§ PROMPT
Locate every line in the data below that contains the string "density", and copy each one out. Only matches with the same case count.

(Entries drawn from a collection)

------------

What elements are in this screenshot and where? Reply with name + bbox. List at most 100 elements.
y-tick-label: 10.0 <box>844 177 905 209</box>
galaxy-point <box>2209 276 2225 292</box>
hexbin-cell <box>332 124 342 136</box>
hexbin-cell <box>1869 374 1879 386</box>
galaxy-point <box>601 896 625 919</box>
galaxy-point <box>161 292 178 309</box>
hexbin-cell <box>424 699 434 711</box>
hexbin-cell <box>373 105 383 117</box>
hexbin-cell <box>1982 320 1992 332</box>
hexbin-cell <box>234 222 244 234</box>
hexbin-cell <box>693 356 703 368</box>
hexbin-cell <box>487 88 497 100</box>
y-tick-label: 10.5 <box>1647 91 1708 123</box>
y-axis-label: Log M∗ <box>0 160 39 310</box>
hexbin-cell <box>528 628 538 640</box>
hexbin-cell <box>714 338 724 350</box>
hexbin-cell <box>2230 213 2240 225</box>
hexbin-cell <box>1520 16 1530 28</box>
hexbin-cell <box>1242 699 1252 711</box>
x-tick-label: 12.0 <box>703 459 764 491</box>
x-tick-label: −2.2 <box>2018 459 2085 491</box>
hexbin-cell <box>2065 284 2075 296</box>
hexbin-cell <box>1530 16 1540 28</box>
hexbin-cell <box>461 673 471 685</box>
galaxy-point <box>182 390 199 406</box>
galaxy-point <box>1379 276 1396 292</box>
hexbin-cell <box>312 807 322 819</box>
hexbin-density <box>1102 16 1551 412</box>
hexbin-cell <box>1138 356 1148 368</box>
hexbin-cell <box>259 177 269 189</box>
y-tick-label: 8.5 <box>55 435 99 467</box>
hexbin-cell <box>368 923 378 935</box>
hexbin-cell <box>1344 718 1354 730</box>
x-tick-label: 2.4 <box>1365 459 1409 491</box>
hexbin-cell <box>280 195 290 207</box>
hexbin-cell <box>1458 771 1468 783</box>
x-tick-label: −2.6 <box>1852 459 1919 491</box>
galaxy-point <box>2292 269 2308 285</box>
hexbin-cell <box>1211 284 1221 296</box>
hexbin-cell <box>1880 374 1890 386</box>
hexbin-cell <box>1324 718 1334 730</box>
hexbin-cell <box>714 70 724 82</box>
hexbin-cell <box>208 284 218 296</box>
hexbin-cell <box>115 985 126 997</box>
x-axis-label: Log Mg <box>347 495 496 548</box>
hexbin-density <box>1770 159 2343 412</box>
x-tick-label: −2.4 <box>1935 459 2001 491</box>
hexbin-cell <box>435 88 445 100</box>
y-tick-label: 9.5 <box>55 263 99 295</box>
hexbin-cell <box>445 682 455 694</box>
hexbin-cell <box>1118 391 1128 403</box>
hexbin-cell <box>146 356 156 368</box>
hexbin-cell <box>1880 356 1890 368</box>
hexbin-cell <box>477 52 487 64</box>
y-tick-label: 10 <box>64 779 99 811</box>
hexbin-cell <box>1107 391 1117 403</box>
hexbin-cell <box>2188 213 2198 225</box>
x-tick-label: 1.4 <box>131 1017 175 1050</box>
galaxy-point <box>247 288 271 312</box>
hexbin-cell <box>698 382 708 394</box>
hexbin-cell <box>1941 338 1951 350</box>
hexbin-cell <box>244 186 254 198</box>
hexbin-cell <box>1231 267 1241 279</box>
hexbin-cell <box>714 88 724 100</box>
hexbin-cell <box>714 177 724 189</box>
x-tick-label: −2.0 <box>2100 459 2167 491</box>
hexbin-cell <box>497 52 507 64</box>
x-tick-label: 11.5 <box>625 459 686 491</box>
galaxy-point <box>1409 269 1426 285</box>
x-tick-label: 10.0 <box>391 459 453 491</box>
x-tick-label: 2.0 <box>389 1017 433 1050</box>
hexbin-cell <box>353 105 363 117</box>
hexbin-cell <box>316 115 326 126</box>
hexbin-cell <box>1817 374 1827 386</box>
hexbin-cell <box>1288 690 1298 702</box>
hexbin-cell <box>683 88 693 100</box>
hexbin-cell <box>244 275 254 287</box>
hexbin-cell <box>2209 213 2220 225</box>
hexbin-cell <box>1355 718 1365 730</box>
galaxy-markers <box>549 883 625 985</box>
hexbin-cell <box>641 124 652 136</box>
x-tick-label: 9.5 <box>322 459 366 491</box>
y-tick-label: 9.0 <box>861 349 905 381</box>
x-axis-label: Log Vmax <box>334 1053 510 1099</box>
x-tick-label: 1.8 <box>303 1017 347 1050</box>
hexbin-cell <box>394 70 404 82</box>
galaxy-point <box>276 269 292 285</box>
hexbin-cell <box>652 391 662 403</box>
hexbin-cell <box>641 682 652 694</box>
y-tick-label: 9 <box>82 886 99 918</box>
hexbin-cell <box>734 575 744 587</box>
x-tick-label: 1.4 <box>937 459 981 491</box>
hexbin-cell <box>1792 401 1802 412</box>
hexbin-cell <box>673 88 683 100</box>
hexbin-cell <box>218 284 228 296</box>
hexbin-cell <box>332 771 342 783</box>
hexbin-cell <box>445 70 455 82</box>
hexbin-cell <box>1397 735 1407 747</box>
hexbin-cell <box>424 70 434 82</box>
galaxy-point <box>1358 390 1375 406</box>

------------

§ SOLUTION FOR THIS PROBLEM
hexbin-density <box>1102 16 1551 412</box>
hexbin-density <box>1770 159 2343 412</box>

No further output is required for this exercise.